-- start of Records shown --

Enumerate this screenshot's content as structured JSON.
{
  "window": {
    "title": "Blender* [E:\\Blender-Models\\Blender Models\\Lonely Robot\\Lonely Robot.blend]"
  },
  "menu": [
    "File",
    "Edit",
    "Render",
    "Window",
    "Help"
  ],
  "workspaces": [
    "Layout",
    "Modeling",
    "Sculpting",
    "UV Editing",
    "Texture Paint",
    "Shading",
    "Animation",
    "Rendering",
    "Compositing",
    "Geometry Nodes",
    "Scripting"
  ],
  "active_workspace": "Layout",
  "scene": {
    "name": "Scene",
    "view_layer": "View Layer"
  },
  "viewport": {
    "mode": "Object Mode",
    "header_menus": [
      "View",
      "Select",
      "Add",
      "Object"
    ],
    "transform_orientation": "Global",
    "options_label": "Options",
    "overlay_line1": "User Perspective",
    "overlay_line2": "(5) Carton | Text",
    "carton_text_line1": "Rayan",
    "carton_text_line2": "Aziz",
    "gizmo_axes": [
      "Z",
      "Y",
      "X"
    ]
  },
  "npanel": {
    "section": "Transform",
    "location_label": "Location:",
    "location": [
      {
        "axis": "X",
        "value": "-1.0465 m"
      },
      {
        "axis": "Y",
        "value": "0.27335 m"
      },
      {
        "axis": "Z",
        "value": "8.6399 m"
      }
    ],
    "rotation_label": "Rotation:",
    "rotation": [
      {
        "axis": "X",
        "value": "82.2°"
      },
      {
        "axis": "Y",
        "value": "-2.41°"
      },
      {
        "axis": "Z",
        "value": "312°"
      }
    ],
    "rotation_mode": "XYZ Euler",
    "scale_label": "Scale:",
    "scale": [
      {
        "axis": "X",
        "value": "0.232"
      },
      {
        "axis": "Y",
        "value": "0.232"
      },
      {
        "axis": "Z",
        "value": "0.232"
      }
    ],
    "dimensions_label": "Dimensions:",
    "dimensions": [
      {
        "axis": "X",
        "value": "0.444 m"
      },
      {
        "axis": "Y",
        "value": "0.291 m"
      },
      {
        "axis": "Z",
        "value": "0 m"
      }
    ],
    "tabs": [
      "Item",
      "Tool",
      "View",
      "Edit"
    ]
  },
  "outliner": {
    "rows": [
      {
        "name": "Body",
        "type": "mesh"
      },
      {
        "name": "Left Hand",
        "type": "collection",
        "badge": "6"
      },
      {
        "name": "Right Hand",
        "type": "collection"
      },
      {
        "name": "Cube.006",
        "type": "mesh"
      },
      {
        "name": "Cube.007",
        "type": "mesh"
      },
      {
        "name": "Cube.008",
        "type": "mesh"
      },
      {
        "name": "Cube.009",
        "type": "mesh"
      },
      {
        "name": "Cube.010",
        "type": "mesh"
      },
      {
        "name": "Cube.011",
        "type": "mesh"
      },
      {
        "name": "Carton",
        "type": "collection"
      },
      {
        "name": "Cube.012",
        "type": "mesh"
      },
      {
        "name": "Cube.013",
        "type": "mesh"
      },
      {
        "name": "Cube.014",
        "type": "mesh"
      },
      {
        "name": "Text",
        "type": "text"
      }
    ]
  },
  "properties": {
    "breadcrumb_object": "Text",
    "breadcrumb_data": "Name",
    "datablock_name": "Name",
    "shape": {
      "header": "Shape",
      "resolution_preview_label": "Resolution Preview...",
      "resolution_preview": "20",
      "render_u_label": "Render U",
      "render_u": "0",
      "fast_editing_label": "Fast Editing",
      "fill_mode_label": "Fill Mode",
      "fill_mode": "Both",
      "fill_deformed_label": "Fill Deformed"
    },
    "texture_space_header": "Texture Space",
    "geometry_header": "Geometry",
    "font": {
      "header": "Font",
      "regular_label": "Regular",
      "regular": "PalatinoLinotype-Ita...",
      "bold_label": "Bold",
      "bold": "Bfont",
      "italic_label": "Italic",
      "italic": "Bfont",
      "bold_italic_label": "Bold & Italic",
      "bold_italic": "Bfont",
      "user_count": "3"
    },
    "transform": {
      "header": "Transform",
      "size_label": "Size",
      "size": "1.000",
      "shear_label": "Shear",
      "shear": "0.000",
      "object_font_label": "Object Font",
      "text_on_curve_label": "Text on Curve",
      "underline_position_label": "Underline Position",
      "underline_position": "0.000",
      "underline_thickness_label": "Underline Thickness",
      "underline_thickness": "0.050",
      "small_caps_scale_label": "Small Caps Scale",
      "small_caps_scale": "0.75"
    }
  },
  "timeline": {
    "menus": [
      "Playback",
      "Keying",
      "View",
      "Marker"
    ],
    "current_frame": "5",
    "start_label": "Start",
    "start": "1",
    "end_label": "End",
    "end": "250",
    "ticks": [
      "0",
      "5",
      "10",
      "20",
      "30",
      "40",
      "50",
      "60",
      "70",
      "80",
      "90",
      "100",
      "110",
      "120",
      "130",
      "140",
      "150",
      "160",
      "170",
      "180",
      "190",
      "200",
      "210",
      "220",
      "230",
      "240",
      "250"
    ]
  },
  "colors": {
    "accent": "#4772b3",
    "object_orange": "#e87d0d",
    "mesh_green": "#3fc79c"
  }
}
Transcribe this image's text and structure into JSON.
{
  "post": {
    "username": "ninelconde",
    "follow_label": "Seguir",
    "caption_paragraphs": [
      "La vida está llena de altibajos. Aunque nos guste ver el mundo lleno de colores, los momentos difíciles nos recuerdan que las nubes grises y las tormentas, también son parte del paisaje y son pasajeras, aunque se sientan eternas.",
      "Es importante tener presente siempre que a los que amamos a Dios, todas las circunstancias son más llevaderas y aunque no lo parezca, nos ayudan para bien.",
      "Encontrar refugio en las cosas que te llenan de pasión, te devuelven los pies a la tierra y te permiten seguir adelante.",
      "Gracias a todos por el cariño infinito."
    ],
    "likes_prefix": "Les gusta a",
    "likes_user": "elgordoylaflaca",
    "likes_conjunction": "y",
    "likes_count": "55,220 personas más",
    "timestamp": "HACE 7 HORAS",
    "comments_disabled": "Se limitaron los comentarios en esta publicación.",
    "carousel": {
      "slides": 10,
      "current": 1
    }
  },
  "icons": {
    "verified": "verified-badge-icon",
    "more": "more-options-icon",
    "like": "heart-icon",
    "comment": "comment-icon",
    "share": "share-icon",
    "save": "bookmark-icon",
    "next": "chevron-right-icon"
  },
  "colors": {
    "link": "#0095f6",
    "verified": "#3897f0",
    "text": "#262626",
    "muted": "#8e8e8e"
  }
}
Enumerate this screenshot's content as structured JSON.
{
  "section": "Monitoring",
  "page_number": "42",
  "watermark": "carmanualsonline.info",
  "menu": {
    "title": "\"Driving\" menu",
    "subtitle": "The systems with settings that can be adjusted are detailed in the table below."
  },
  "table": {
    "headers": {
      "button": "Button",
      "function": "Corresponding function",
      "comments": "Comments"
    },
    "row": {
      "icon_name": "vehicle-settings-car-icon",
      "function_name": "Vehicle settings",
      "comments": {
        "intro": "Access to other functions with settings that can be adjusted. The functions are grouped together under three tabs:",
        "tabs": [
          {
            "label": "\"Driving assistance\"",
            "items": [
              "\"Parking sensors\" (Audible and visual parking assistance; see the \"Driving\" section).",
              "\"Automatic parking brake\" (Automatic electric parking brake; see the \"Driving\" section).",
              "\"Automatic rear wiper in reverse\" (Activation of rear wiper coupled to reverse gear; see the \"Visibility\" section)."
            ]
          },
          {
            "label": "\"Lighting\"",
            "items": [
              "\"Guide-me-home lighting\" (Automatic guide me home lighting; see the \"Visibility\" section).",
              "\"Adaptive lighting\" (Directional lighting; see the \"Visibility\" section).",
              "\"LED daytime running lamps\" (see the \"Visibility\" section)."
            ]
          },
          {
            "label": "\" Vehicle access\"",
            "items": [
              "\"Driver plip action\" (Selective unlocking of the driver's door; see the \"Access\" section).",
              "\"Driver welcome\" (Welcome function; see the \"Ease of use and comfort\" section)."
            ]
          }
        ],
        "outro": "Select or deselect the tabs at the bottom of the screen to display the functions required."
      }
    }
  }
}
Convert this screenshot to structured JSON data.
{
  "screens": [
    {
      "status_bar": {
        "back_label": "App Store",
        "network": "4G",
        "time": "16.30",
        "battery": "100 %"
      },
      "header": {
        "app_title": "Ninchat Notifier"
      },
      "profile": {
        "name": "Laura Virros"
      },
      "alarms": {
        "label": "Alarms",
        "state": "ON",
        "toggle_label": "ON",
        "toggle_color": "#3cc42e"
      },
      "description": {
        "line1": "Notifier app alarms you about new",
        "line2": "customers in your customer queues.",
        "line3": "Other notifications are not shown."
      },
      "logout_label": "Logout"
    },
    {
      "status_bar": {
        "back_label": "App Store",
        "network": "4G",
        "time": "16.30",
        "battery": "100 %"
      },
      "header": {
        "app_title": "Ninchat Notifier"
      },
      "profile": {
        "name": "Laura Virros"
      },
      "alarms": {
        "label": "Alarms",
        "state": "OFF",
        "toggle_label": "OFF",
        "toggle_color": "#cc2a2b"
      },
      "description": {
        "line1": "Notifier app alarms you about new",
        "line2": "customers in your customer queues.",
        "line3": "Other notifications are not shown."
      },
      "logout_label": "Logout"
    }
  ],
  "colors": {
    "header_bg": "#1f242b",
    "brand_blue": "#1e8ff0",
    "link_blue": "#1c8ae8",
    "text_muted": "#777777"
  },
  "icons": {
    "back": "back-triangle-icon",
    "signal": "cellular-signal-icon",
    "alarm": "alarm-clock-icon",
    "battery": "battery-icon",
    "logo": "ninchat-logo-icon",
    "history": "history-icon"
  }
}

-- end of Records shown --

— What you should do —
Scan the listing above. Gather each line that contains the word "tabs".

— Result for this task —
    "tabs": [
        "intro": "Access to other functions with settings that can be adjusted. The functions are grouped together under three tabs:",
        "tabs": [
        "outro": "Select or deselect the tabs at the bottom of the screen to display the functions required."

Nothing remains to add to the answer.